What you will do: Look through the data below and return each line where "positives" appears.

******************************

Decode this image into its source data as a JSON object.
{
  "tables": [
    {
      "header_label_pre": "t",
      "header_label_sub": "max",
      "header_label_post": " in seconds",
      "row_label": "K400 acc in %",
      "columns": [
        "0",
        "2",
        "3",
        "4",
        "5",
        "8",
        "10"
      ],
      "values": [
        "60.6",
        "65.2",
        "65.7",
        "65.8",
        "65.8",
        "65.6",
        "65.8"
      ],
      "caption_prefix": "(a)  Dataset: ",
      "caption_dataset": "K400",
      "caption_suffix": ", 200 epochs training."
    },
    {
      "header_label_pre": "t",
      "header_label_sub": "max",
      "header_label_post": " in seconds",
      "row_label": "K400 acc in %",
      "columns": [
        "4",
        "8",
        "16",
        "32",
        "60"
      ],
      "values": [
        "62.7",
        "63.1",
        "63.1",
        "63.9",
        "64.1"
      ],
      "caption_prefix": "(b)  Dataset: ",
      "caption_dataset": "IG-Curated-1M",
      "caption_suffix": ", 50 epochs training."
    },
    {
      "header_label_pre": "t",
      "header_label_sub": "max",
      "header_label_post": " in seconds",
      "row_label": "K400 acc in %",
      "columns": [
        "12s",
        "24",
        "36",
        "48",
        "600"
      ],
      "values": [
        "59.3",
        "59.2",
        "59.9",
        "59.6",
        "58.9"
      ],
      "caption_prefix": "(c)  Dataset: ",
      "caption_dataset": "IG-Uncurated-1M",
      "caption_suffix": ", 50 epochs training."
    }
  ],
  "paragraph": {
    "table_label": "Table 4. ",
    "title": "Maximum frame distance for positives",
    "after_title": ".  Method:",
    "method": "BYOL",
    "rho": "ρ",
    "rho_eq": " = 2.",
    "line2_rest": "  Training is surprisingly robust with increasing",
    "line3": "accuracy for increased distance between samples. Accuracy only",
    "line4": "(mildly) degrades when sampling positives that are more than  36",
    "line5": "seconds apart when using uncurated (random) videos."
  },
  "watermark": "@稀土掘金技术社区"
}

******************************

Response below:
    "title": "Maximum frame distance for positives",
    "line4": "(mildly) degrades when sampling positives that are more than  36",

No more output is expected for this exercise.